*** DATASET RECORDS ***

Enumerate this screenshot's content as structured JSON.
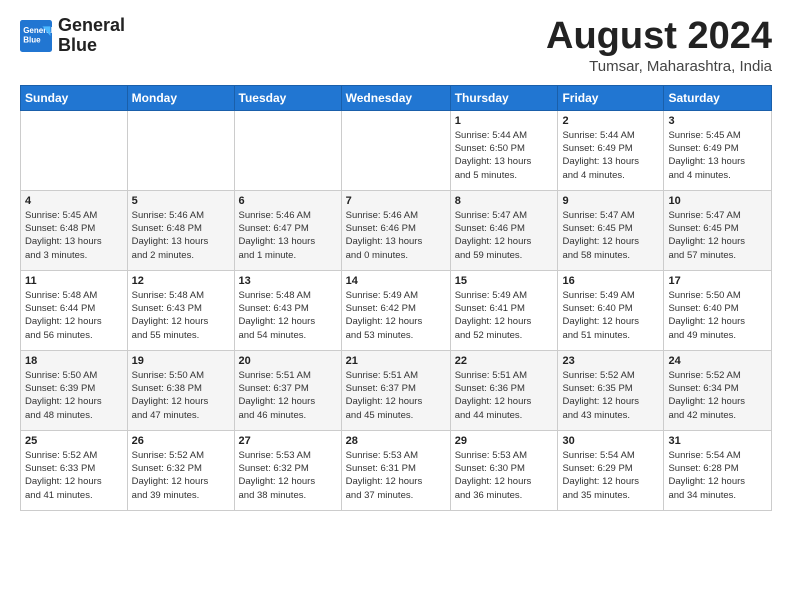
{
  "header": {
    "logo_line1": "General",
    "logo_line2": "Blue",
    "month_year": "August 2024",
    "location": "Tumsar, Maharashtra, India"
  },
  "days_of_week": [
    "Sunday",
    "Monday",
    "Tuesday",
    "Wednesday",
    "Thursday",
    "Friday",
    "Saturday"
  ],
  "weeks": [
    [
      {
        "day": "",
        "info": ""
      },
      {
        "day": "",
        "info": ""
      },
      {
        "day": "",
        "info": ""
      },
      {
        "day": "",
        "info": ""
      },
      {
        "day": "1",
        "info": "Sunrise: 5:44 AM\nSunset: 6:50 PM\nDaylight: 13 hours\nand 5 minutes."
      },
      {
        "day": "2",
        "info": "Sunrise: 5:44 AM\nSunset: 6:49 PM\nDaylight: 13 hours\nand 4 minutes."
      },
      {
        "day": "3",
        "info": "Sunrise: 5:45 AM\nSunset: 6:49 PM\nDaylight: 13 hours\nand 4 minutes."
      }
    ],
    [
      {
        "day": "4",
        "info": "Sunrise: 5:45 AM\nSunset: 6:48 PM\nDaylight: 13 hours\nand 3 minutes."
      },
      {
        "day": "5",
        "info": "Sunrise: 5:46 AM\nSunset: 6:48 PM\nDaylight: 13 hours\nand 2 minutes."
      },
      {
        "day": "6",
        "info": "Sunrise: 5:46 AM\nSunset: 6:47 PM\nDaylight: 13 hours\nand 1 minute."
      },
      {
        "day": "7",
        "info": "Sunrise: 5:46 AM\nSunset: 6:46 PM\nDaylight: 13 hours\nand 0 minutes."
      },
      {
        "day": "8",
        "info": "Sunrise: 5:47 AM\nSunset: 6:46 PM\nDaylight: 12 hours\nand 59 minutes."
      },
      {
        "day": "9",
        "info": "Sunrise: 5:47 AM\nSunset: 6:45 PM\nDaylight: 12 hours\nand 58 minutes."
      },
      {
        "day": "10",
        "info": "Sunrise: 5:47 AM\nSunset: 6:45 PM\nDaylight: 12 hours\nand 57 minutes."
      }
    ],
    [
      {
        "day": "11",
        "info": "Sunrise: 5:48 AM\nSunset: 6:44 PM\nDaylight: 12 hours\nand 56 minutes."
      },
      {
        "day": "12",
        "info": "Sunrise: 5:48 AM\nSunset: 6:43 PM\nDaylight: 12 hours\nand 55 minutes."
      },
      {
        "day": "13",
        "info": "Sunrise: 5:48 AM\nSunset: 6:43 PM\nDaylight: 12 hours\nand 54 minutes."
      },
      {
        "day": "14",
        "info": "Sunrise: 5:49 AM\nSunset: 6:42 PM\nDaylight: 12 hours\nand 53 minutes."
      },
      {
        "day": "15",
        "info": "Sunrise: 5:49 AM\nSunset: 6:41 PM\nDaylight: 12 hours\nand 52 minutes."
      },
      {
        "day": "16",
        "info": "Sunrise: 5:49 AM\nSunset: 6:40 PM\nDaylight: 12 hours\nand 51 minutes."
      },
      {
        "day": "17",
        "info": "Sunrise: 5:50 AM\nSunset: 6:40 PM\nDaylight: 12 hours\nand 49 minutes."
      }
    ],
    [
      {
        "day": "18",
        "info": "Sunrise: 5:50 AM\nSunset: 6:39 PM\nDaylight: 12 hours\nand 48 minutes."
      },
      {
        "day": "19",
        "info": "Sunrise: 5:50 AM\nSunset: 6:38 PM\nDaylight: 12 hours\nand 47 minutes."
      },
      {
        "day": "20",
        "info": "Sunrise: 5:51 AM\nSunset: 6:37 PM\nDaylight: 12 hours\nand 46 minutes."
      },
      {
        "day": "21",
        "info": "Sunrise: 5:51 AM\nSunset: 6:37 PM\nDaylight: 12 hours\nand 45 minutes."
      },
      {
        "day": "22",
        "info": "Sunrise: 5:51 AM\nSunset: 6:36 PM\nDaylight: 12 hours\nand 44 minutes."
      },
      {
        "day": "23",
        "info": "Sunrise: 5:52 AM\nSunset: 6:35 PM\nDaylight: 12 hours\nand 43 minutes."
      },
      {
        "day": "24",
        "info": "Sunrise: 5:52 AM\nSunset: 6:34 PM\nDaylight: 12 hours\nand 42 minutes."
      }
    ],
    [
      {
        "day": "25",
        "info": "Sunrise: 5:52 AM\nSunset: 6:33 PM\nDaylight: 12 hours\nand 41 minutes."
      },
      {
        "day": "26",
        "info": "Sunrise: 5:52 AM\nSunset: 6:32 PM\nDaylight: 12 hours\nand 39 minutes."
      },
      {
        "day": "27",
        "info": "Sunrise: 5:53 AM\nSunset: 6:32 PM\nDaylight: 12 hours\nand 38 minutes."
      },
      {
        "day": "28",
        "info": "Sunrise: 5:53 AM\nSunset: 6:31 PM\nDaylight: 12 hours\nand 37 minutes."
      },
      {
        "day": "29",
        "info": "Sunrise: 5:53 AM\nSunset: 6:30 PM\nDaylight: 12 hours\nand 36 minutes."
      },
      {
        "day": "30",
        "info": "Sunrise: 5:54 AM\nSunset: 6:29 PM\nDaylight: 12 hours\nand 35 minutes."
      },
      {
        "day": "31",
        "info": "Sunrise: 5:54 AM\nSunset: 6:28 PM\nDaylight: 12 hours\nand 34 minutes."
      }
    ]
  ]
}
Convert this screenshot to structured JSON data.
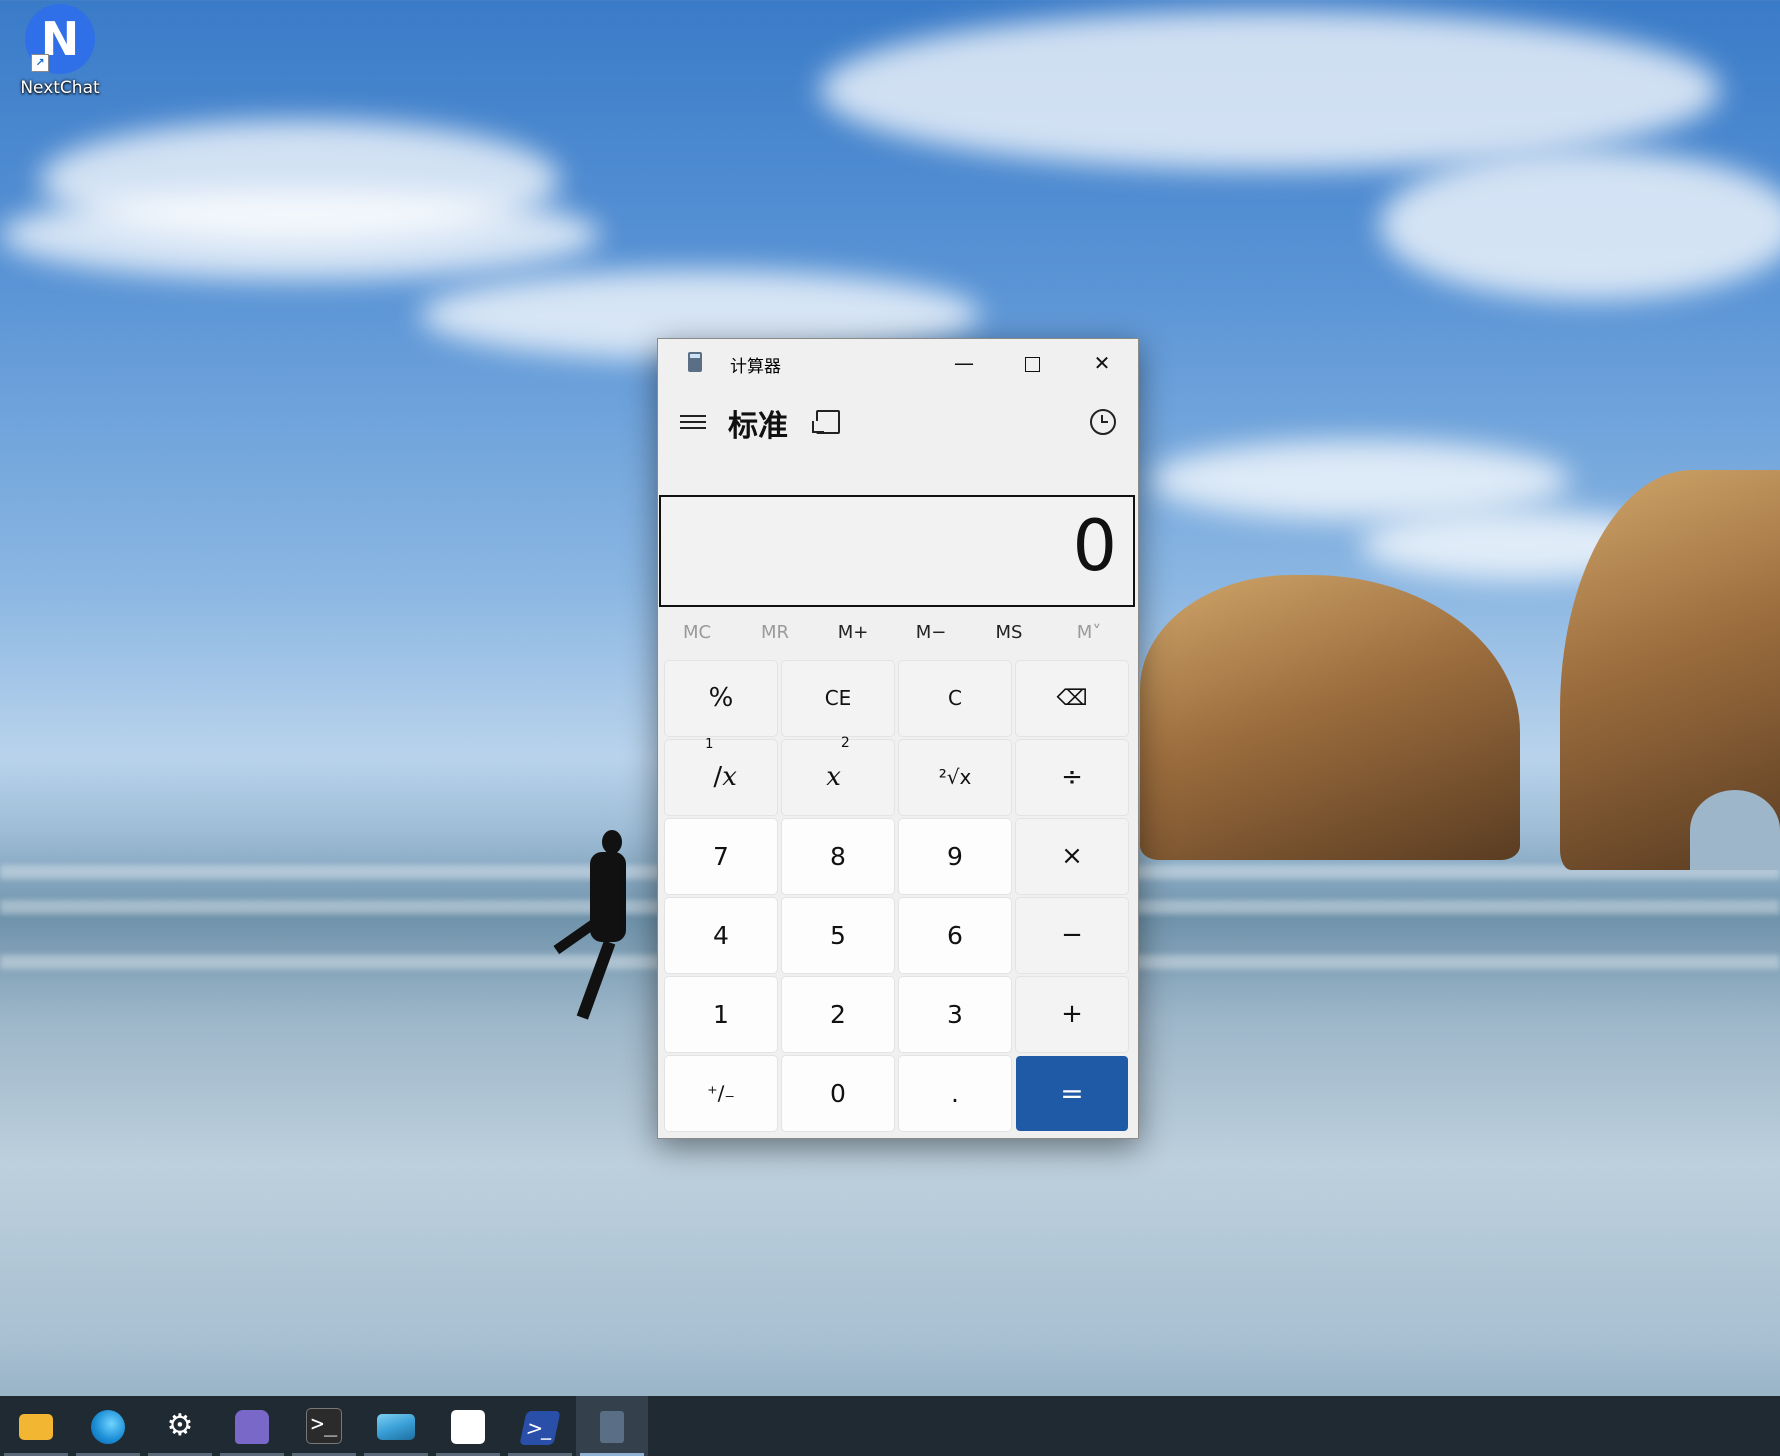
{
  "desktop": {
    "icons": [
      {
        "label": "NextChat",
        "icon": "nextchat-icon"
      }
    ]
  },
  "calculator": {
    "window_title": "计算器",
    "mode_title": "标准",
    "display_value": "0",
    "memory_buttons": [
      {
        "label": "MC",
        "enabled": false
      },
      {
        "label": "MR",
        "enabled": false
      },
      {
        "label": "M+",
        "enabled": true
      },
      {
        "label": "M−",
        "enabled": true
      },
      {
        "label": "MS",
        "enabled": true
      },
      {
        "label": "M˅",
        "enabled": false
      }
    ],
    "keys": {
      "percent": "%",
      "ce": "CE",
      "c": "C",
      "backspace": "⌫",
      "reciprocal_num": "1",
      "reciprocal_den": "x",
      "square_base": "x",
      "square_exp": "2",
      "sqrt": "²√x",
      "divide": "÷",
      "seven": "7",
      "eight": "8",
      "nine": "9",
      "multiply": "×",
      "four": "4",
      "five": "5",
      "six": "6",
      "minus": "−",
      "one": "1",
      "two": "2",
      "three": "3",
      "plus": "+",
      "negate": "⁺∕₋",
      "zero": "0",
      "decimal": ".",
      "equals": "="
    },
    "accent_color": "#1f5aa6"
  },
  "taskbar": {
    "apps": [
      {
        "name": "file-explorer",
        "color": "#f2b632"
      },
      {
        "name": "edge",
        "color": "#1d8fd6"
      },
      {
        "name": "settings",
        "color": "#ffffff"
      },
      {
        "name": "cat-app",
        "color": "#7a68c8"
      },
      {
        "name": "terminal",
        "color": "#2b2b2b"
      },
      {
        "name": "photos",
        "color": "#3aa0d8"
      },
      {
        "name": "store",
        "color": "#ffffff"
      },
      {
        "name": "powershell",
        "color": "#2a4fa8"
      },
      {
        "name": "calculator",
        "color": "#5a6f86",
        "active": true
      }
    ]
  }
}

***

*CHALLENGE*.
Return all lines with the word "JSON" in them.

*EXERCISE RESPONSE*.
Enumerate this screenshot's content as structured JSON.
Convert this screenshot to structured JSON data.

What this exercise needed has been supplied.